Figure record extracts:
════════════════
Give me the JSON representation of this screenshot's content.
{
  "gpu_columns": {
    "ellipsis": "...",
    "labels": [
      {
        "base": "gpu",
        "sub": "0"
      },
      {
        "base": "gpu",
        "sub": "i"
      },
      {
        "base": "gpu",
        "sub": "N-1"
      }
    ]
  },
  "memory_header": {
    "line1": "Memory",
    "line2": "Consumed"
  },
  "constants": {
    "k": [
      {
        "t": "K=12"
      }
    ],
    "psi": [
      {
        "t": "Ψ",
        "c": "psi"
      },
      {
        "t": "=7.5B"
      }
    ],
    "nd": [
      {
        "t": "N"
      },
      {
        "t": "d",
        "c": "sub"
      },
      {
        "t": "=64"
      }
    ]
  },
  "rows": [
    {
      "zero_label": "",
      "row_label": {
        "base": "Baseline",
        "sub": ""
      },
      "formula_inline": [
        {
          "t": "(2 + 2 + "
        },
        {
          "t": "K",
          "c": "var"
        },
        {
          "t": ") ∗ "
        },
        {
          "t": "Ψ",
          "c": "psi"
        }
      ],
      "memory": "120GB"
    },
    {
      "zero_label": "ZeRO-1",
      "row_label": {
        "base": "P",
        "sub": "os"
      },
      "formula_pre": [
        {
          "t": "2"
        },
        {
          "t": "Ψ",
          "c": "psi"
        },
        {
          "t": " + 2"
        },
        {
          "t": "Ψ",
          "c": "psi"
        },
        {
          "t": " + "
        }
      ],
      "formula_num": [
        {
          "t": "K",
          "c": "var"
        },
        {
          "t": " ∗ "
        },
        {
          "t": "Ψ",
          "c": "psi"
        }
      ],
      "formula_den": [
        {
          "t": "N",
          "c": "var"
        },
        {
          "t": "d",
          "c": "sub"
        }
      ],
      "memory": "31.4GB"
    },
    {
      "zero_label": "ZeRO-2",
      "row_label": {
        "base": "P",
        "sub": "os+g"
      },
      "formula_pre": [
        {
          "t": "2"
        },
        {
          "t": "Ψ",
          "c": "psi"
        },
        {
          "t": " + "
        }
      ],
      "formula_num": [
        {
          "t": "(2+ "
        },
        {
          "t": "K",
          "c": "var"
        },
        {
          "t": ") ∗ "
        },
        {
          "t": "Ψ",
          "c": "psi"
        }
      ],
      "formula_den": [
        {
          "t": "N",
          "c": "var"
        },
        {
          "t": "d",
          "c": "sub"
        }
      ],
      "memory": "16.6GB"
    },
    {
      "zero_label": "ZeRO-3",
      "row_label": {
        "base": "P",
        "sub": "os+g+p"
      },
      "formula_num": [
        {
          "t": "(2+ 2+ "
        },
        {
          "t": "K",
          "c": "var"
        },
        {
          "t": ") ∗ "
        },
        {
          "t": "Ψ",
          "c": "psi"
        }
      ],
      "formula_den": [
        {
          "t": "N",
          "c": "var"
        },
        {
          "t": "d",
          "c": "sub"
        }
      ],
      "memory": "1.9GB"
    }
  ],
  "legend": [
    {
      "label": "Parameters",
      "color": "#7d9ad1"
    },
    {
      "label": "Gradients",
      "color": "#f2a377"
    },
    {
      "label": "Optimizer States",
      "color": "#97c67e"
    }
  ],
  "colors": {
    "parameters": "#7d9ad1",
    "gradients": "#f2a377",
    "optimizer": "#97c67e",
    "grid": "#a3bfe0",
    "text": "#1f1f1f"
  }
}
════════════════
Work instructions
All of the data must be returned exactly.

Completed exercise
Give me the JSON representation of this screenshot's content.
{
  "gpu_columns": {
    "ellipsis": "...",
    "labels": [
      {
        "base": "gpu",
        "sub": "0"
      },
      {
        "base": "gpu",
        "sub": "i"
      },
      {
        "base": "gpu",
        "sub": "N-1"
      }
    ]
  },
  "memory_header": {
    "line1": "Memory",
    "line2": "Consumed"
  },
  "constants": {
    "k": [
      {
        "t": "K=12"
      }
    ],
    "psi": [
      {
        "t": "Ψ",
        "c": "psi"
      },
      {
        "t": "=7.5B"
      }
    ],
    "nd": [
      {
        "t": "N"
      },
      {
        "t": "d",
        "c": "sub"
      },
      {
        "t": "=64"
      }
    ]
  },
  "rows": [
    {
      "zero_label": "",
      "row_label": {
        "base": "Baseline",
        "sub": ""
      },
      "formula_inline": [
        {
          "t": "(2 + 2 + "
        },
        {
          "t": "K",
          "c": "var"
        },
        {
          "t": ") ∗ "
        },
        {
          "t": "Ψ",
          "c": "psi"
        }
      ],
      "memory": "120GB"
    },
    {
      "zero_label": "ZeRO-1",
      "row_label": {
        "base": "P",
        "sub": "os"
      },
      "formula_pre": [
        {
          "t": "2"
        },
        {
          "t": "Ψ",
          "c": "psi"
        },
        {
          "t": " + 2"
        },
        {
          "t": "Ψ",
          "c": "psi"
        },
        {
          "t": " + "
        }
      ],
      "formula_num": [
        {
          "t": "K",
          "c": "var"
        },
        {
          "t": " ∗ "
        },
        {
          "t": "Ψ",
          "c": "psi"
        }
      ],
      "formula_den": [
        {
          "t": "N",
          "c": "var"
        },
        {
          "t": "d",
          "c": "sub"
        }
      ],
      "memory": "31.4GB"
    },
    {
      "zero_label": "ZeRO-2",
      "row_label": {
        "base": "P",
        "sub": "os+g"
      },
      "formula_pre": [
        {
          "t": "2"
        },
        {
          "t": "Ψ",
          "c": "psi"
        },
        {
          "t": " + "
        }
      ],
      "formula_num": [
        {
          "t": "(2+ "
        },
        {
          "t": "K",
          "c": "var"
        },
        {
          "t": ") ∗ "
        },
        {
          "t": "Ψ",
          "c": "psi"
        }
      ],
      "formula_den": [
        {
          "t": "N",
          "c": "var"
        },
        {
          "t": "d",
          "c": "sub"
        }
      ],
      "memory": "16.6GB"
    },
    {
      "zero_label": "ZeRO-3",
      "row_label": {
        "base": "P",
        "sub": "os+g+p"
      },
      "formula_num": [
        {
          "t": "(2+ 2+ "
        },
        {
          "t": "K",
          "c": "var"
        },
        {
          "t": ") ∗ "
        },
        {
          "t": "Ψ",
          "c": "psi"
        }
      ],
      "formula_den": [
        {
          "t": "N",
          "c": "var"
        },
        {
          "t": "d",
          "c": "sub"
        }
      ],
      "memory": "1.9GB"
    }
  ],
  "legend": [
    {
      "label": "Parameters",
      "color": "#7d9ad1"
    },
    {
      "label": "Gradients",
      "color": "#f2a377"
    },
    {
      "label": "Optimizer States",
      "color": "#97c67e"
    }
  ],
  "colors": {
    "parameters": "#7d9ad1",
    "gradients": "#f2a377",
    "optimizer": "#97c67e",
    "grid": "#a3bfe0",
    "text": "#1f1f1f"
  }
}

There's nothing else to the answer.